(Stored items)
^^^^^^^^

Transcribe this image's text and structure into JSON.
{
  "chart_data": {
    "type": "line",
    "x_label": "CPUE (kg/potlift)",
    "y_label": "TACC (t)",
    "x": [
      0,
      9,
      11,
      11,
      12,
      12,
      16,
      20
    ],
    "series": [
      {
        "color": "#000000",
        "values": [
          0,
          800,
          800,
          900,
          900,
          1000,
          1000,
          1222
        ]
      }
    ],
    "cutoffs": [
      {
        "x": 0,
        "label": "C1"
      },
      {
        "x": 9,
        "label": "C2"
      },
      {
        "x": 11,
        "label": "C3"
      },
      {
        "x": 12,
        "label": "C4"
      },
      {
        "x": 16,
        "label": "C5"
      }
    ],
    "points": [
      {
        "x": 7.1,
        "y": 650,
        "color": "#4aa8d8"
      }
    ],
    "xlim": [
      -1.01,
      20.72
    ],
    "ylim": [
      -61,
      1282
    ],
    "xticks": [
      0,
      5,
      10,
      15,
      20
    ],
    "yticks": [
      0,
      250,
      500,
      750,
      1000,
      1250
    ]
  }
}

^^^^^^^^

> _REQUIREMENT_
Transcribe all of the lines in the records precisely.

> _THE ANSWER_
Transcribe this image's text and structure into JSON.
{
  "chart_data": {
    "type": "line",
    "x_label": "CPUE (kg/potlift)",
    "y_label": "TACC (t)",
    "x": [
      0,
      9,
      11,
      11,
      12,
      12,
      16,
      20
    ],
    "series": [
      {
        "color": "#000000",
        "values": [
          0,
          800,
          800,
          900,
          900,
          1000,
          1000,
          1222
        ]
      }
    ],
    "cutoffs": [
      {
        "x": 0,
        "label": "C1"
      },
      {
        "x": 9,
        "label": "C2"
      },
      {
        "x": 11,
        "label": "C3"
      },
      {
        "x": 12,
        "label": "C4"
      },
      {
        "x": 16,
        "label": "C5"
      }
    ],
    "points": [
      {
        "x": 7.1,
        "y": 650,
        "color": "#4aa8d8"
      }
    ],
    "xlim": [
      -1.01,
      20.72
    ],
    "ylim": [
      -61,
      1282
    ],
    "xticks": [
      0,
      5,
      10,
      15,
      20
    ],
    "yticks": [
      0,
      250,
      500,
      750,
      1000,
      1250
    ]
  }
}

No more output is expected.